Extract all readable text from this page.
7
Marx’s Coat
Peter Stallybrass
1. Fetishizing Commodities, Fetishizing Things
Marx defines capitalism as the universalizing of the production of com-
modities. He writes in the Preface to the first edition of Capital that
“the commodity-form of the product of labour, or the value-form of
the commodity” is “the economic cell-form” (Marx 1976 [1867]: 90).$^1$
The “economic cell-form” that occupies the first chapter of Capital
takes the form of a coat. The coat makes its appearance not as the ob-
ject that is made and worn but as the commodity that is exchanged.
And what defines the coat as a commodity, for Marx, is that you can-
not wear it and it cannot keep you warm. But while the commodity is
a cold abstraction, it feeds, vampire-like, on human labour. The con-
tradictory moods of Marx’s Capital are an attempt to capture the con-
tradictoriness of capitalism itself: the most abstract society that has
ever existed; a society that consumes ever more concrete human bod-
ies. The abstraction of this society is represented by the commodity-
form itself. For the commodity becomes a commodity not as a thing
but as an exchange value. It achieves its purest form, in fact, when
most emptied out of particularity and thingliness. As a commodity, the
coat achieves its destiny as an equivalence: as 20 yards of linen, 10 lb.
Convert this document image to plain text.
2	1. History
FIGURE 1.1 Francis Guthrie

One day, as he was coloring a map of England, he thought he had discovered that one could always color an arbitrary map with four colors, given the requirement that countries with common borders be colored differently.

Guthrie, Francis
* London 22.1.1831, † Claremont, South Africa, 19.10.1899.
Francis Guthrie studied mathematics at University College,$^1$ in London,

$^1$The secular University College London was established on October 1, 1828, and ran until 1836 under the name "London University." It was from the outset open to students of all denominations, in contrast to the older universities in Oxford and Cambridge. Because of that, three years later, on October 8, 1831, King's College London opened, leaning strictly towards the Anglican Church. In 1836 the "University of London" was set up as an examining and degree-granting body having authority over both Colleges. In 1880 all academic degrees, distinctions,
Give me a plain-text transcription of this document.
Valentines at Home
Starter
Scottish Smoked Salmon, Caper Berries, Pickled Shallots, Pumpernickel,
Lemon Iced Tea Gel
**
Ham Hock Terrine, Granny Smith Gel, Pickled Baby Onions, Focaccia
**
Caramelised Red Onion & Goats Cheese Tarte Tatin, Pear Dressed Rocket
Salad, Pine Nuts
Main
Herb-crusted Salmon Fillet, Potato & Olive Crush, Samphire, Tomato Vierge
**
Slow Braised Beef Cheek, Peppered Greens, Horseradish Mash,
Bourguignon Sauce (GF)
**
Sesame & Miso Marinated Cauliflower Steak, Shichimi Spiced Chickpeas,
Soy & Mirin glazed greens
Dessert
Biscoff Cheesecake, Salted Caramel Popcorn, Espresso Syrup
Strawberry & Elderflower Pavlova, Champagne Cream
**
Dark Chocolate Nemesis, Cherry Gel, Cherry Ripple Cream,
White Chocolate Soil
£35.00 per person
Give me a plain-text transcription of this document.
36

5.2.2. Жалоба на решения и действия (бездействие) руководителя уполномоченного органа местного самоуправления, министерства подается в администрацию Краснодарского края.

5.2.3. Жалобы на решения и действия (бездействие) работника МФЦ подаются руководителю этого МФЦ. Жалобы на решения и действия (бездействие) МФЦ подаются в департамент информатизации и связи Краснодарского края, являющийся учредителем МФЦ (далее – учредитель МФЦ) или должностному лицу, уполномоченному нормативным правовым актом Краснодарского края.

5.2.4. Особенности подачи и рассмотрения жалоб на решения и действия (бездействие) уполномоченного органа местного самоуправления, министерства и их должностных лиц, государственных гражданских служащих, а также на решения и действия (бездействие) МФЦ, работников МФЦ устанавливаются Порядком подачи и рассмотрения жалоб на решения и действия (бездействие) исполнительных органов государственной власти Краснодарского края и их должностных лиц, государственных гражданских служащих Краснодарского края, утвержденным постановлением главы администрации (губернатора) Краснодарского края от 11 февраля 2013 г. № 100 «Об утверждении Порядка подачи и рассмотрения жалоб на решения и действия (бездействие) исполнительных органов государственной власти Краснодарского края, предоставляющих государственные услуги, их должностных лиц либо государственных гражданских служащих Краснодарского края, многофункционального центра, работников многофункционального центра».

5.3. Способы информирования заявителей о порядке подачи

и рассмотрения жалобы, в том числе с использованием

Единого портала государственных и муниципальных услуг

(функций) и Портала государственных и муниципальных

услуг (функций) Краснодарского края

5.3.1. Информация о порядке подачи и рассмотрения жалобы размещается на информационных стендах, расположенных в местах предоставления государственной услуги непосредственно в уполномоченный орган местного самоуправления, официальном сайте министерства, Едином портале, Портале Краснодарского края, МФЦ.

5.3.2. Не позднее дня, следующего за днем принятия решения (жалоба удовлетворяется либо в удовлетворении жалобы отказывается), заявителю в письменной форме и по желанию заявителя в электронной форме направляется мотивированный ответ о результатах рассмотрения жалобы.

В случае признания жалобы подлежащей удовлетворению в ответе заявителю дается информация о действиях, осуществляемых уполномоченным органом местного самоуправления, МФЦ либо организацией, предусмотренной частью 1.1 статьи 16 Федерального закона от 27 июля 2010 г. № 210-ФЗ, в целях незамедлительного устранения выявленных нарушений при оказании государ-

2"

################

OBJECTIVE: Write out every line of the data that holds the word "this".

WRITTEN ANSWER:
Extract all readable text from this page.
ies. The abstraction of this society is represented by the commodity-
Convert this document image to plain text.
Give me a plain-text transcription of this document.
Give me a plain-text transcription of this document.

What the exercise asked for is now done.